--- Dataset excerpts ---
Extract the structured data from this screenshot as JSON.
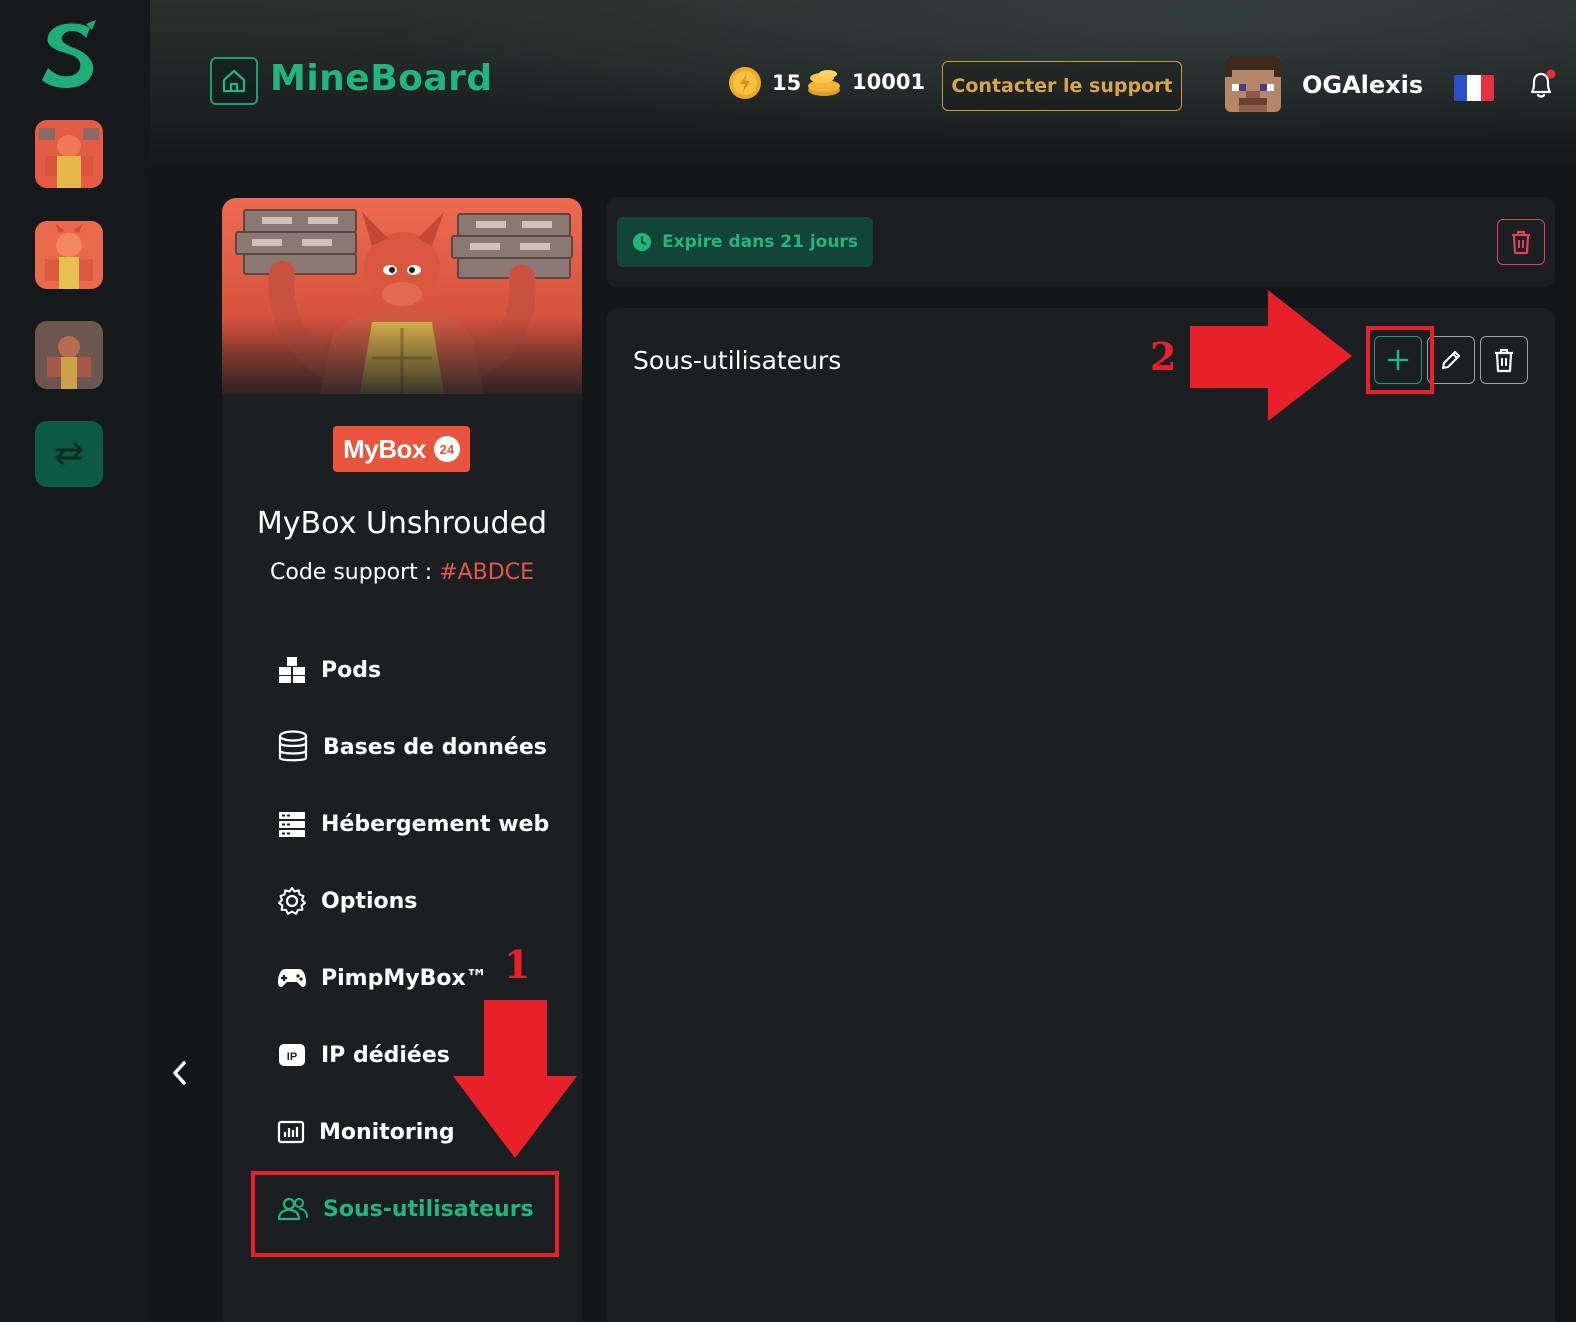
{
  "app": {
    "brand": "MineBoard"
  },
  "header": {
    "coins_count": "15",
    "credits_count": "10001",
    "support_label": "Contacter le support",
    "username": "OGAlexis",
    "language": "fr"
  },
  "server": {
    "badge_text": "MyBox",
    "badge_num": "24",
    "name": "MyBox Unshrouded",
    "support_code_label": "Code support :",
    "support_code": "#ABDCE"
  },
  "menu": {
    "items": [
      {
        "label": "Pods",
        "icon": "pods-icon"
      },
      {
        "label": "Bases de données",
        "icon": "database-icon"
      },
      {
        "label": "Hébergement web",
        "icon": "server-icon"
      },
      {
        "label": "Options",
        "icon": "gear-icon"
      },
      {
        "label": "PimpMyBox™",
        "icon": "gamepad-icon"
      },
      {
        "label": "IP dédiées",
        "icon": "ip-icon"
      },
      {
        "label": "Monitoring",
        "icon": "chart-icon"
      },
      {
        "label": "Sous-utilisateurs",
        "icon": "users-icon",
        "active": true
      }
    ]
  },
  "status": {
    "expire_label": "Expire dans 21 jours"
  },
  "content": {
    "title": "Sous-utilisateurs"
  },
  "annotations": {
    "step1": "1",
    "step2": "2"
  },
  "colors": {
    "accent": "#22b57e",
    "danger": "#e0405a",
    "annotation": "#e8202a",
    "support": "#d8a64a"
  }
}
---
What is asked - Lines that hold "icon" are the ones to copy; find all of them.

Exercise solution -
        "icon": "pods-icon"
        "icon": "database-icon"
        "icon": "server-icon"
        "icon": "gear-icon"
        "icon": "gamepad-icon"
        "icon": "ip-icon"
        "icon": "chart-icon"
        "icon": "users-icon",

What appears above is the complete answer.